> [PROBLEM DESCRIPTION]: Among the lines listed below, count those that include the string "JSON", and state only the count.

***** AVAILABLE RECORDS

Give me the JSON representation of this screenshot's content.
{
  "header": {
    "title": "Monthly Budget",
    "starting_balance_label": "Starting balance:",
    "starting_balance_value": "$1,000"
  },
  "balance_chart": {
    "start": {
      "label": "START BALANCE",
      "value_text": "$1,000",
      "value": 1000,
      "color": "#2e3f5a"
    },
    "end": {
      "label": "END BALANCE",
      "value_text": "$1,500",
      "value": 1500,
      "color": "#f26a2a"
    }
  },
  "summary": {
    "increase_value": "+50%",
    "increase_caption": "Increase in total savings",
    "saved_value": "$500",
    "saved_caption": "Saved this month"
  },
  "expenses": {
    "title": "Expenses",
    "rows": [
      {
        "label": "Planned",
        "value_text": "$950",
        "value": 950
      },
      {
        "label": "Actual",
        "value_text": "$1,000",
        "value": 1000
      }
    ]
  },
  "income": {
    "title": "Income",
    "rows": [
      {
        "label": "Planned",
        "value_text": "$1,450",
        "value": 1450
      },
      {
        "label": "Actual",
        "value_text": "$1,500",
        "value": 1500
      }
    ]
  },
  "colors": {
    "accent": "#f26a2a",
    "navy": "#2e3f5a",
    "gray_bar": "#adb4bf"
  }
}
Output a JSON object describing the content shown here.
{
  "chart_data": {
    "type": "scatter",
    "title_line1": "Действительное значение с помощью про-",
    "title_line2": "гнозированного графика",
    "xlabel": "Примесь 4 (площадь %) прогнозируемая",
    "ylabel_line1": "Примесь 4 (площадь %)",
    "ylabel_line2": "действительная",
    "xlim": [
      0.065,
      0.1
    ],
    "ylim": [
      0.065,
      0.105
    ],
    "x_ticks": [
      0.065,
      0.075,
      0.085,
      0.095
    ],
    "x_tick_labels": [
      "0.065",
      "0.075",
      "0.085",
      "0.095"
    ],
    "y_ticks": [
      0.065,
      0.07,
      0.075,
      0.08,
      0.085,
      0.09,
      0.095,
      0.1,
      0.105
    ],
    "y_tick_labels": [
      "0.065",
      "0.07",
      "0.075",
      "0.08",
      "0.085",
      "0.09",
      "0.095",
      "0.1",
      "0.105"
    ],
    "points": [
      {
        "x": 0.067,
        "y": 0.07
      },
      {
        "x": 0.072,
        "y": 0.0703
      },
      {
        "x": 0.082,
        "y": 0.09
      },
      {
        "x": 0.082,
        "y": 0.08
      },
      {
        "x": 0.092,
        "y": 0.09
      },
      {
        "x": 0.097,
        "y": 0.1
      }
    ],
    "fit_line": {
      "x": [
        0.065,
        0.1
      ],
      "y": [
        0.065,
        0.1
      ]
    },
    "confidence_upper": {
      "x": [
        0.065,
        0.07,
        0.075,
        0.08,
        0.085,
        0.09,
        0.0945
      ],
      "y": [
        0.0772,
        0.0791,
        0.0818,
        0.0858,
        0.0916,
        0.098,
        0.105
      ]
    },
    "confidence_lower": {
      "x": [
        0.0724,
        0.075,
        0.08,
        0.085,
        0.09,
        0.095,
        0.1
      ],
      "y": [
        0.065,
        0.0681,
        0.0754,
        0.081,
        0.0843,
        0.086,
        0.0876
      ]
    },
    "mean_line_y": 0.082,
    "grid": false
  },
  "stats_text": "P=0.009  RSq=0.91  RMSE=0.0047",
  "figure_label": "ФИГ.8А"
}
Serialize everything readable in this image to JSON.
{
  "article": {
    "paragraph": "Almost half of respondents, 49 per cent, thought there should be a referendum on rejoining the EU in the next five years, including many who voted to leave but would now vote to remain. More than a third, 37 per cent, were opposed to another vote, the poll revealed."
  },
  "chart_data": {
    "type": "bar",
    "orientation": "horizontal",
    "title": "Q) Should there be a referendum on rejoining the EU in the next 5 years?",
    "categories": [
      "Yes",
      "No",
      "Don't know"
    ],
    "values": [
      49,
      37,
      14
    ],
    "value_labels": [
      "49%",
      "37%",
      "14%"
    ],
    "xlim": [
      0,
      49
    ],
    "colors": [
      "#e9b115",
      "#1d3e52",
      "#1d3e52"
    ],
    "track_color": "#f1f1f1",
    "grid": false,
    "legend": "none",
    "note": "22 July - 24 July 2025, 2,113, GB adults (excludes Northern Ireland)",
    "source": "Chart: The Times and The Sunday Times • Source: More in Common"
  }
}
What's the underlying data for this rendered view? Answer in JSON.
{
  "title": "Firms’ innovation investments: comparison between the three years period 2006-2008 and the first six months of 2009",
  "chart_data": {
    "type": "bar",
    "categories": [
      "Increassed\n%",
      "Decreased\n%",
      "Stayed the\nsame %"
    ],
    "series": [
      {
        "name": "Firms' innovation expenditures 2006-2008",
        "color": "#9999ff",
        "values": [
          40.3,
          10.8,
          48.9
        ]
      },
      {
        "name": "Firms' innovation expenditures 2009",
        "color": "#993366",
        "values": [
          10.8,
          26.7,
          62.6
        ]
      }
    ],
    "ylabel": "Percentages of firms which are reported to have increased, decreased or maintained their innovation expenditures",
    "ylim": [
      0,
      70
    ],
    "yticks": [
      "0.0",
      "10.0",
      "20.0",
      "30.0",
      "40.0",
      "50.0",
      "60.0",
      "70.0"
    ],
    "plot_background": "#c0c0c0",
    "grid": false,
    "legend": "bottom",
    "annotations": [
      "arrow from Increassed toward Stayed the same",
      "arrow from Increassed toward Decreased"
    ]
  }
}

**********

> [ANSWER TO THIS EXERCISE]: 4